**Stated exercise**. Retype all material exactly. Pictures stay out of the copy.

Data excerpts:
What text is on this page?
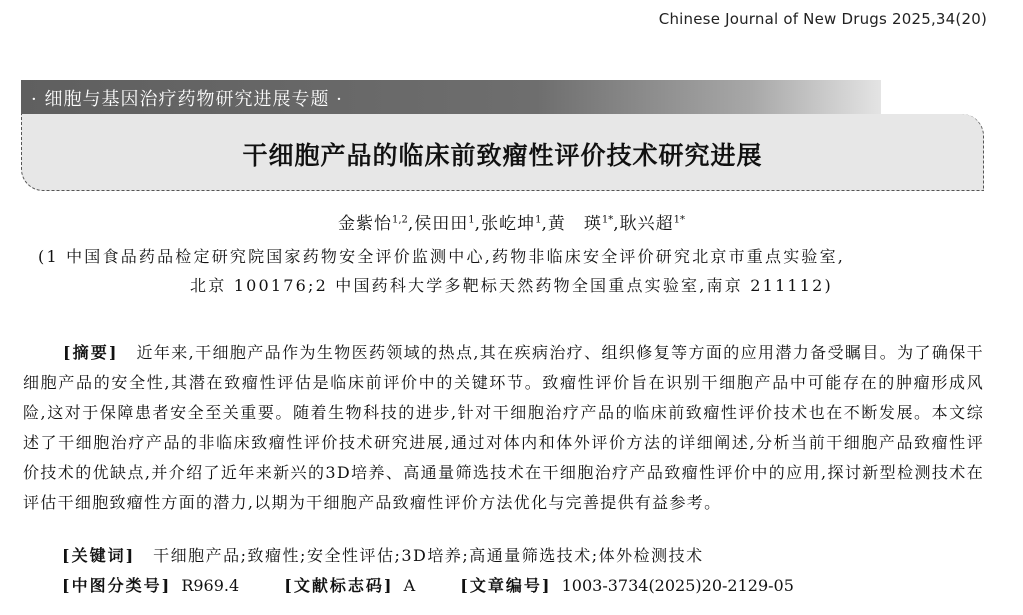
Chinese Journal of New Drugs 2025,34(20)
· 细胞与基因治疗药物研究进展专题 ·
干细胞产品的临床前致瘤性评价技术研究进展
金紫怡$^{1,2}$,侯田田$^1$,张屹坤$^1$,黄　瑛$^{1*}$,耿兴超$^{1*}$
(1 中国食品药品检定研究院国家药物安全评价监测中心,药物非临床安全评价研究北京市重点实验室,
北京 100176;2 中国药科大学多靶标天然药物全国重点实验室,南京 211112)
[摘要] 近年来,干细胞产品作为生物医药领域的热点,其在疾病治疗、组织修复等方面的应用潜力备受瞩目。为了确保干细胞产品的安全性,其潜在致瘤性评估是临床前评价中的关键环节。致瘤性评价旨在识别干细胞产品中可能存在的肿瘤形成风险,这对于保障患者安全至关重要。随着生物科技的进步,针对干细胞治疗产品的临床前致瘤性评价技术也在不断发展。本文综述了干细胞治疗产品的非临床致瘤性评价技术研究进展,通过对体内和体外评价方法的详细阐述,分析当前干细胞产品致瘤性评价技术的优缺点,并介绍了近年来新兴的3D培养、高通量筛选技术在干细胞治疗产品致瘤性评价中的应用,探讨新型检测技术在评估干细胞致瘤性方面的潜力,以期为干细胞产品致瘤性评价方法优化与完善提供有益参考。
[关键词] 干细胞产品;致瘤性;安全性评估;3D培养;高通量筛选技术;体外检测技术
[中图分类号] R969.4	[文献标志码] A	[文章编号] 1003-3734(2025)20-2129-05
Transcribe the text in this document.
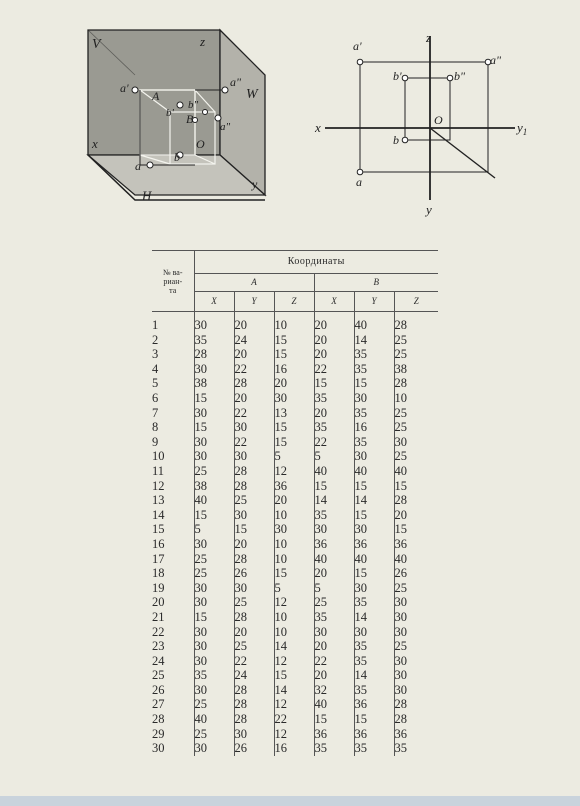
V	z
a'
A
a"
W
b"
B
b'
a"
x
b
O
a
H
y
z
a'
a"
b'	b"
x	O	$y_1$
b
a
y
№ ва-
риан-
та	Координаты					
	A			B		
	X	Y	Z	X	Y	Z
1	30	20	10	20	40	28
2	35	24	15	20	14	25
3	28	20	15	20	35	25
4	30	22	16	22	35	38
5	38	28	20	15	15	28
6	15	20	30	35	30	10
7	30	22	13	20	35	25
8	15	30	15	35	16	25
9	30	22	15	22	35	30
10	30	30	5	5	30	25
11	25	28	12	40	40	40
12	38	28	36	15	15	15
13	40	25	20	14	14	28
14	15	30	10	35	15	20
15	5	15	30	30	30	15
16	30	20	10	36	36	36
17	25	28	10	40	40	40
18	25	26	15	20	15	26
19	30	30	5	5	30	25
20	30	25	12	25	35	30
21	15	28	10	35	14	30
22	30	20	10	30	30	30
23	30	25	14	20	35	25
24	30	22	12	22	35	30
25	35	24	15	20	14	30
26	30	28	14	32	35	30
27	25	28	12	40	36	28
28	40	28	22	15	15	28
29	25	30	12	36	36	36
30	30	26	16	35	35	35
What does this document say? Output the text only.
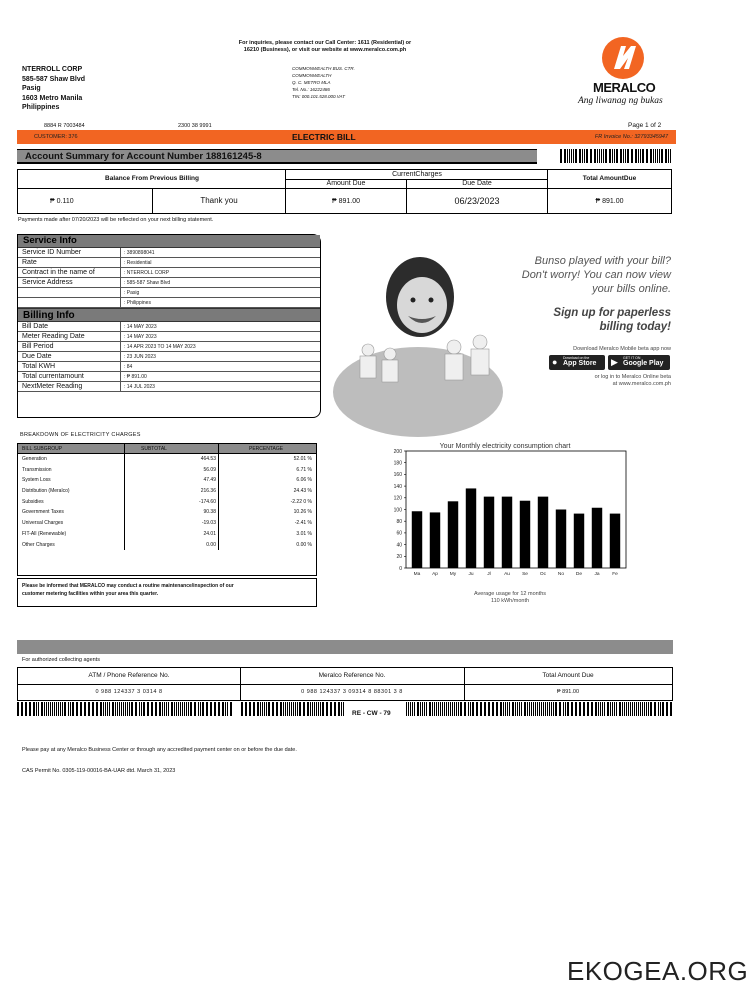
For inquiries, please contact our Call Center: 1611 (Residential) or
16210 (Business), or visit our website at www.meralco.com.ph
MERALCO
Ang liwanag ng bukas
NTERROLL CORP
585-587 Shaw Blvd
Pasig
1603 Metro Manila
Philippines
COMMONWEALTH BUS. CTR.
COMMONWEALTH
Q. C. METRO MLA
Tel. No.: 16222486
TIN: 000.101.528.000.VAT
8884 R 7003484	2300 38 9991	Page 1 of 2
CUSTOMER: 376	ELECTRIC BILL	FR Invoice No.: 32793345947
Account Summary for Account Number 188161245-8
Balance From Previous Billing
₱ 0.110	Thank you
CurrentCharges
Amount Due	Due Date
₱ 891.00	06/23/2023
Total AmountDue
₱ 891.00
Payments made after 07/20/2023 will be reflected on your next billing statement.
Service Info
Service ID Number	: 3890898041
Rate	: Residential
Contract in the name of	: NTERROLL CORP
Service Address	: 585-587 Shaw Blvd
: Pasig
: Philippines
Billing Info
Bill Date	: 14 MAY 2023
Meter Reading Date	: 14 MAY 2023
Bill Period	: 14 APR 2023 TO 14 MAY 2023
Due Date	: 23 JUN 2023
Total KWH	: 84
Total currentamount	: ₱ 891.00
NextMeter Reading	: 14 JUL 2023
Bunso played with your bill?
Don't worry! You can now view
your bills online.
Sign up for paperless
billing today!
Download Meralco Mobile beta app now
● Download on the
App Store ▶ GET IT ON
Google Play
or log in to Meralco Online beta
at www.meralco.com.ph
BREAKDOWN OF ELECTRICITY CHARGES
BILL SUBGROUP	SUBTOTAL	PERCENTAGE
Generation	464.53	52.01 %
Transmission	56.09	6.71 %
System Loss	47.49	6.06 %
Distribution (Meralco)	216.36	24.43 %
Subsidies	-174.60	-2.22 0 %
Government Taxes	90.38	10.26 %
Universal Charges	-19.03	-2.41 %
FIT-All (Renewable)	24.01	3.01 %
Other Charges	0.00	0.00 %
Please be informed that MERALCO may conduct a routine maintenance/inspection of our
customer metering facilities within your area this quarter.
Your Monthly electricity consumption chart
0
20
40
60
80
100
120
140
160
180
200
Ma Ap My	Ju	Jl	Au	Se Oc No De	Ja	Fe
Average usage for 12 months
110 kWh/month
For authorized collecting agents
ATM / Phone Reference No.	Meralco Reference No.	Total Amount Due
0 988 124337 3 0314 8	0 988 124337 3 09314 8 88301 3 8	₱ 891.00
RE - CW - 79
Please pay at any Meralco Business Center or through any accredited payment center on or before the due date.
CAS Permit No. 0305-119-00016-BA-UAR dtd. March 31, 2023
EKOGEA.ORG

**Reply**.
What text is on this page?
Chinese Journal of New Drugs 2025,34(20)
· 细胞与基因治疗药物研究进展专题 ·
干细胞产品的临床前致瘤性评价技术研究进展
金紫怡$^{1,2}$,侯田田$^1$,张屹坤$^1$,黄　瑛$^{1*}$,耿兴超$^{1*}$
(1 中国食品药品检定研究院国家药物安全评价监测中心,药物非临床安全评价研究北京市重点实验室,
北京 100176;2 中国药科大学多靶标天然药物全国重点实验室,南京 211112)
[摘要] 近年来,干细胞产品作为生物医药领域的热点,其在疾病治疗、组织修复等方面的应用潜力备受瞩目。为了确保干细胞产品的安全性,其潜在致瘤性评估是临床前评价中的关键环节。致瘤性评价旨在识别干细胞产品中可能存在的肿瘤形成风险,这对于保障患者安全至关重要。随着生物科技的进步,针对干细胞治疗产品的临床前致瘤性评价技术也在不断发展。本文综述了干细胞治疗产品的非临床致瘤性评价技术研究进展,通过对体内和体外评价方法的详细阐述,分析当前干细胞产品致瘤性评价技术的优缺点,并介绍了近年来新兴的3D培养、高通量筛选技术在干细胞治疗产品致瘤性评价中的应用,探讨新型检测技术在评估干细胞致瘤性方面的潜力,以期为干细胞产品致瘤性评价方法优化与完善提供有益参考。
[关键词] 干细胞产品;致瘤性;安全性评估;3D培养;高通量筛选技术;体外检测技术
[中图分类号] R969.4	[文献标志码] A	[文章编号] 1003-3734(2025)20-2129-05
Transcribe the text in this document.
V	z
a'
A
a"
W
b"
B
b'
a"
x
b
O
a
H
y
z
a'
a"
b'	b"
x	O	$y_1$
b
a
y
№ ва-
риан-
та	Координаты					
	A			B		
	X	Y	Z	X	Y	Z
1	30	20	10	20	40	28
2	35	24	15	20	14	25
3	28	20	15	20	35	25
4	30	22	16	22	35	38
5	38	28	20	15	15	28
6	15	20	30	35	30	10
7	30	22	13	20	35	25
8	15	30	15	35	16	25
9	30	22	15	22	35	30
10	30	30	5	5	30	25
11	25	28	12	40	40	40
12	38	28	36	15	15	15
13	40	25	20	14	14	28
14	15	30	10	35	15	20
15	5	15	30	30	30	15
16	30	20	10	36	36	36
17	25	28	10	40	40	40
18	25	26	15	20	15	26
19	30	30	5	5	30	25
20	30	25	12	25	35	30
21	15	28	10	35	14	30
22	30	20	10	30	30	30
23	30	25	14	20	35	25
24	30	22	12	22	35	30
25	35	24	15	20	14	30
26	30	28	14	32	35	30
27	25	28	12	40	36	28
28	40	28	22	15	15	28
29	25	30	12	36	36	36
30	30	26	16	35	35	35
What does this document say? Output the text only.
For inquiries, please contact our Call Center: 1611 (Residential) or
16210 (Business), or visit our website at www.meralco.com.ph
MERALCO
Ang liwanag ng bukas
NTERROLL CORP
585-587 Shaw Blvd
Pasig
1603 Metro Manila
Philippines
COMMONWEALTH BUS. CTR.
COMMONWEALTH
Q. C. METRO MLA
Tel. No.: 16222486
TIN: 000.101.528.000.VAT
8884 R 7003484	2300 38 9991	Page 1 of 2
CUSTOMER: 376	ELECTRIC BILL	FR Invoice No.: 32793345947
Account Summary for Account Number 188161245-8
Balance From Previous Billing
₱ 0.110	Thank you
CurrentCharges
Amount Due	Due Date
₱ 891.00	06/23/2023
Total AmountDue
₱ 891.00
Payments made after 07/20/2023 will be reflected on your next billing statement.
Service Info
Service ID Number	: 3890898041
Rate	: Residential
Contract in the name of	: NTERROLL CORP
Service Address	: 585-587 Shaw Blvd
: Pasig
: Philippines
Billing Info
Bill Date	: 14 MAY 2023
Meter Reading Date	: 14 MAY 2023
Bill Period	: 14 APR 2023 TO 14 MAY 2023
Due Date	: 23 JUN 2023
Total KWH	: 84
Total currentamount	: ₱ 891.00
NextMeter Reading	: 14 JUL 2023
Bunso played with your bill?
Don't worry! You can now view
your bills online.
Sign up for paperless
billing today!
Download Meralco Mobile beta app now
● Download on the
App Store ▶ GET IT ON
Google Play
or log in to Meralco Online beta
at www.meralco.com.ph
BREAKDOWN OF ELECTRICITY CHARGES
BILL SUBGROUP	SUBTOTAL	PERCENTAGE
Generation	464.53	52.01 %
Transmission	56.09	6.71 %
System Loss	47.49	6.06 %
Distribution (Meralco)	216.36	24.43 %
Subsidies	-174.60	-2.22 0 %
Government Taxes	90.38	10.26 %
Universal Charges	-19.03	-2.41 %
FIT-All (Renewable)	24.01	3.01 %
Other Charges	0.00	0.00 %
Please be informed that MERALCO may conduct a routine maintenance/inspection of our
customer metering facilities within your area this quarter.
Your Monthly electricity consumption chart
0
20
40
60
80
100
120
140
160
180
200
Ma Ap My	Ju	Jl	Au	Se Oc No De	Ja	Fe
Average usage for 12 months
110 kWh/month
For authorized collecting agents
ATM / Phone Reference No.	Meralco Reference No.	Total Amount Due
0 988 124337 3 0314 8	0 988 124337 3 09314 8 88301 3 8	₱ 891.00
RE - CW - 79
Please pay at any Meralco Business Center or through any accredited payment center on or before the due date.
CAS Permit No. 0305-119-00016-BA-UAR dtd. March 31, 2023
EKOGEA.ORG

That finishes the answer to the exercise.